_TEXTO FORNECIDO_.
Esse enfraquecimento do asseguramento social que o poder exercia sobre o Estado levou
o pleno emprego, a justiça social e os direitos trabalhistas a serem deixados de lado, imperando a
lógica de um Estado mínimo. O que sucedeu o abandono da promoção do EBES foi o avanço do
neoliberalismo e a intensificação da globalização, especialmente ao final da Guerra Fria (1991),
dando mais autonomia e domínio ao sistema bancário e financeiro. Por algumas décadas, as
classes ocidentais representantes da elite obtiveram ganhos com essa guinada. Contudo, a
hiperglobalização, consequência da diminuição de barreiras comerciais, levou a uma mudança no
polo de produção mundial, causando desemprego nas democracias liberais. Esse foi o caso da
cidade de Detroit, que passou de um polo automobilístico para uma cidade praticamente
fantasma nos Estados Unidos da América (EUA), além do surgimento da China como poderosa
ameaça ao poder hegemônico estadunidense. Por isso, é comum que o sentimento de
nacionalismo aflore em decorrência dessa mudança no padrão de vida, a qual tem sido
experienciada na maior parte das democracias ocidentais (MEARSHEIMER, 2019).
Se o EBES promovido por Franklin Delano Roosevelt e Hans Morgenthau no pós-guerra
se utilizou do “american way of life” como ferramenta ideológica de amparo ao New Deal1, o
slogan de Donald Trump “make america great again” tenta cumprir papel semelhante no
imaginário da população estadunidense nos tempos atuais. Desse modo, fica evidente que a
agenda do EBES continua sendo determinada pelas necessidades do capitalismo mundial.
Quando a reestruturação da economia capitalista estadunidense falha em se estruturar numa era
pós-industrial, a promessa de empregos para todos passa a ter força novamente. Trump se
posiciona contra as organizações internacionais multilaterais e a globalização, e no seu discurso
não faz questão de esconder quem é o cidadão estadunidense que ele representa. Ele de fato
conseguiu avançar nessa meta, durante seu governo reduziu o desemprego nos EUA para 3,7%, o
menor valor registrado desde 19692. O discurso de Trump é dirigido essencialmente para o
cidadão de classe média, branco e não-imigrante, aquele que estampava as artes e propagandas
das décadas de 1950 e 1960. É o operário estadunidense, aquele que perdeu o emprego com a
expansão da cadeia de produção, que vira uma peça fundamental no jogo de poder nacional.

1
Plano de reestruturação econômica dos Estados Unidos implementado por Roosevelt em 1933, para promoção do
pleno emprego, segurança econômica e justiça social depois da Grande Depressão que assolou o mundo como
consequência da Crise de 1929.
2
“Como os EUA alcançaram o pleno emprego com Trump?” disponível em
https://brasil.elpais.com/brasil/2018/10/13/economia/1539452937_792316.html.

_ATIVIDADES_.
(1) Reproduza o trecho do texto sobre o Estado de bem-estar social e o discurso de Trump que começa em "Se o EBES promovido" e termina em "do capitalismo mundial.", incluindo essas palavras.
(2) De acordo com o texto sobre o Estado de bem-estar social e o discurso de Trump, por que é comum que o sentimento de nacionalismo aflore nas democracias ocidentais? Responda em uma a três frases.

_AMOSTRAS DE DADOS_.

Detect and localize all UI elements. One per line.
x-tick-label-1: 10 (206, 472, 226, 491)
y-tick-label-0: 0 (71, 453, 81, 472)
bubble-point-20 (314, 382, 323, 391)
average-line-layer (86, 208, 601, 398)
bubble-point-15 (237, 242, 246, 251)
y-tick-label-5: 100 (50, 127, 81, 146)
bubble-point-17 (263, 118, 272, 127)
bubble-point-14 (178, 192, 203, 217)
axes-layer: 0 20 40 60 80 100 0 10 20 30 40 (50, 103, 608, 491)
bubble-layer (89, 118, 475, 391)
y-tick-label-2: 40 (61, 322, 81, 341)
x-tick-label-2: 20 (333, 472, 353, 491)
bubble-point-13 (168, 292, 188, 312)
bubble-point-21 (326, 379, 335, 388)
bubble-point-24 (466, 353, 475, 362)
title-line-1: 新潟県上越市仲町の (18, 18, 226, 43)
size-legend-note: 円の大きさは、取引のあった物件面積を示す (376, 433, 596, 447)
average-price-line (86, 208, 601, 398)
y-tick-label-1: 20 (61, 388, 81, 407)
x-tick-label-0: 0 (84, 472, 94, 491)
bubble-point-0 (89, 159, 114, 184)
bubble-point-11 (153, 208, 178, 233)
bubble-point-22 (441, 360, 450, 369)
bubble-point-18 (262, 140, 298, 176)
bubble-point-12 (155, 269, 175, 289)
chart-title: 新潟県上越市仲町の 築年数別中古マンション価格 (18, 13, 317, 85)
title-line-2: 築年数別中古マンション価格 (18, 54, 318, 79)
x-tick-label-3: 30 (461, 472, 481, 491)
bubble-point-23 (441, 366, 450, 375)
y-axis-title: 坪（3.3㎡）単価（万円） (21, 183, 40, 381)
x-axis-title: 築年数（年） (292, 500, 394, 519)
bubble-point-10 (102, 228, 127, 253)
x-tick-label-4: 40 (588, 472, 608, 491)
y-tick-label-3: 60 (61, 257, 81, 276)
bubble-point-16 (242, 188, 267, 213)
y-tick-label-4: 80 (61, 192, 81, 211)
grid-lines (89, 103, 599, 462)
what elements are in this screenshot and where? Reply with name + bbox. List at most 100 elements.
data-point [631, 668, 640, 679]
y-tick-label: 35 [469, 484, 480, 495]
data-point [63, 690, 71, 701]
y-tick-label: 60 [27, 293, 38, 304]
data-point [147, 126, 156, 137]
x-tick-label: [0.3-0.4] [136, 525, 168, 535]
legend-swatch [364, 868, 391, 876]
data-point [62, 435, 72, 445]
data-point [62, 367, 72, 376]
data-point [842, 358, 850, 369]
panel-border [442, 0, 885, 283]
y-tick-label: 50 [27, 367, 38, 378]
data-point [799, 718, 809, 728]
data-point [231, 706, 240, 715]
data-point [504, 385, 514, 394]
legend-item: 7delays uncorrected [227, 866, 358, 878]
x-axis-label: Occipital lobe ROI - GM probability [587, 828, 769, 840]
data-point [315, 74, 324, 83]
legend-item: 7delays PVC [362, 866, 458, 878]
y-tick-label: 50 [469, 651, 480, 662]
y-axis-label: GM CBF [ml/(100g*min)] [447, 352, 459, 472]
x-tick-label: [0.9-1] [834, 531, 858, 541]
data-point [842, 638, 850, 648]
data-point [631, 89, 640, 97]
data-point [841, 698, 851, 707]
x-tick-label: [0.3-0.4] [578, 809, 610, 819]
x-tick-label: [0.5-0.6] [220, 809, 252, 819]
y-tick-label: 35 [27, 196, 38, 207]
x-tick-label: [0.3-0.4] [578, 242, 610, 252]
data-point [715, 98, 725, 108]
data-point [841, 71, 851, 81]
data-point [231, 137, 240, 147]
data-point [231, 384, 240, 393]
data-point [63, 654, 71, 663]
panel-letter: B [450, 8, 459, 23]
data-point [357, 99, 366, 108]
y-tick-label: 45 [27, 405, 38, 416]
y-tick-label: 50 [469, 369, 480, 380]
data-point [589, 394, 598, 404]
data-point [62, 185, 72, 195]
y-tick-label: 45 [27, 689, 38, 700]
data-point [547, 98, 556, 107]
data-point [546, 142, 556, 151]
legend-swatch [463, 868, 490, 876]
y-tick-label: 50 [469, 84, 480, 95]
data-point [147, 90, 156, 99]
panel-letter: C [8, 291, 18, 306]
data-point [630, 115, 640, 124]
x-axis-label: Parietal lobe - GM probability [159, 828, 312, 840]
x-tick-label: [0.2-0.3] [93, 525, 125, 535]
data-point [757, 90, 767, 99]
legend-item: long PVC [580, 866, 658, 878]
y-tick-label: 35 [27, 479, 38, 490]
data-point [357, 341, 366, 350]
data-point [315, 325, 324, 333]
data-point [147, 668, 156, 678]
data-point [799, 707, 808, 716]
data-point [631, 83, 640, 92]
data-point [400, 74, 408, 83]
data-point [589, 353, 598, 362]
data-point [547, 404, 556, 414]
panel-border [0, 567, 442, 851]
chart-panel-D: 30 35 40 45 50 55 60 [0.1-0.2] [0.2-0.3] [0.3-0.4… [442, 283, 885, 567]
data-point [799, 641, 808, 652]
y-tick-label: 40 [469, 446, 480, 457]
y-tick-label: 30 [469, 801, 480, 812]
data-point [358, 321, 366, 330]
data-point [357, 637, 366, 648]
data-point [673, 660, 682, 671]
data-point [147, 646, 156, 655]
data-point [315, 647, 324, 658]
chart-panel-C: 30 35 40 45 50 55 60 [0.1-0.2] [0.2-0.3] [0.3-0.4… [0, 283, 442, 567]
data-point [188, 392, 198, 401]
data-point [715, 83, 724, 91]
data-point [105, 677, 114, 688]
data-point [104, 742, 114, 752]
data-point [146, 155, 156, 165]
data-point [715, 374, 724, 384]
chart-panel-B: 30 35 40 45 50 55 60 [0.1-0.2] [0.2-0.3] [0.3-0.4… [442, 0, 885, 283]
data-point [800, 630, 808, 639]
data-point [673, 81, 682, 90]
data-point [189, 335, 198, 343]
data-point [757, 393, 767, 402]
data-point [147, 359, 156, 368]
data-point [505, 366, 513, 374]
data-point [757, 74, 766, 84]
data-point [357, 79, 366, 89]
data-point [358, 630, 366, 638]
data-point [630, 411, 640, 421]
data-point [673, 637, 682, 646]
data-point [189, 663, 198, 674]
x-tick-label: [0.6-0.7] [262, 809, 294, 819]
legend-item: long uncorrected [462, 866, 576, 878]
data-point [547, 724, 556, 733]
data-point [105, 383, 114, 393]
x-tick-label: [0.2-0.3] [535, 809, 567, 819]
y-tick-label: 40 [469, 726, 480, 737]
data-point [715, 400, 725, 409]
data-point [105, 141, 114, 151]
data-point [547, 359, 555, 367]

_RESPOSTAS_.
(1)
Se o EBES promovido por Franklin Delano Roosevelt e Hans Morgenthau no pós-guerra
se utilizou do “american way of life” como ferramenta ideológica de amparo ao New Deal1, o
slogan de Donald Trump “make america great again” tenta cumprir papel semelhante no
imaginário da população estadunidense nos tempos atuais. Desse modo, fica evidente que a
agenda do EBES continua sendo determinada pelas necessidades do capitalismo mundial.

(2) Esse sentimento aflora por causa da mudança no padrão de vida vivida na maior parte das democracias ocidentais. A hiperglobalização, resultado da diminuição de barreiras comerciais, deslocou o polo de produção mundial e causou desemprego nas democracias liberais, como em Detroit. Ao mesmo tempo, a China surgiu como poderosa ameaça ao poder hegemônico estadunidense.